New Trust Filing and Reporting Requirements for 2023 and Subsequent years

Isabelle Nadeau
New Trust Filing and Reporting Requirements for 2023 and Subsequent years

This article addresses tax changes impacting trusts. The changes are far-reaching: they impact trusts that you know about, but also situations where a trust can be considered to exist, such as “in trust” bank accounts. 

Under the new rules, most trusts are now required to file an annual Trust Income Tax Return, as further explained below. Moreover, subject to limited exceptions, all trusts that have a filing obligation must now report extensive information on all persons involved in the trust. The new trust filing and reporting requirements apply for taxation years ending on or after December 31, 2023. For the taxation year ending on December 31, 2023, the tax return filing due date is March 31, 2024. 

1. Highlights of the New Rules

A. Which trusts are now required to file a tax return?

◆ **Source excerpt**:
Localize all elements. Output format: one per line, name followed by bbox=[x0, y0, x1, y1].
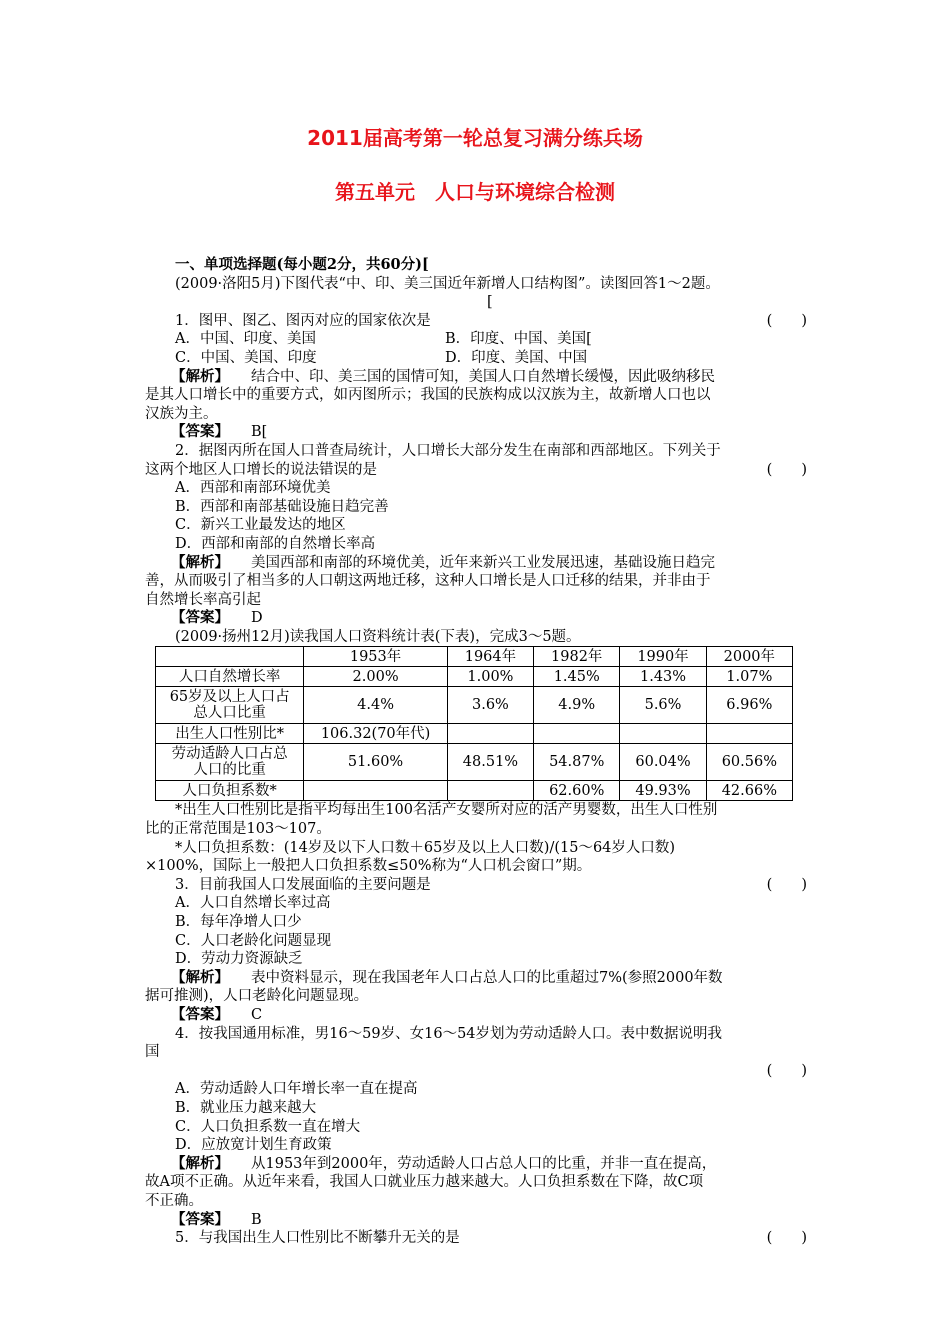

◆ **Instructions**:
1/ According to the article on trust filing rules, what is the tax return filing due date for the taxation year ending on December 31, 2023?
2/ Pick up the article on trust filing rules after its last line and write the next part.

◆ **Responses by task**:
1/ March 31, 2024.

2/
The new filing requirement provides that all express trusts that are resident in Canada now have to file an annual trust tax return, even if the trust does not have any income to report and/or is not distributing any income or capital to its beneficiaries, subject to the exceptions described below. Trusts that would already have been subject to the obligation to file a tax return under the existing rules (such as trusts having tax payable or having allocated income or capital to beneficiaries during the year, for example) remain subject to the filing requirement. In other words, the new filing requirement supplements the existing filing requirement. 

Express trusts

Express trusts are trusts created with the settlor or testator’s explicit instructions, as evidenced by a Trust Deed or a will or, for Quebec civil law purposes, a trust other than a trust that is established by law or by judgment; this would, effectively, encompass most trusts that we come across. As a result, many trusts that previously did not have to file a tax return now have to file one under the new rules. A non-express trust is a trust that is imposed or created by courts, such as a resulting trust or a constructive trust; we rarely see these.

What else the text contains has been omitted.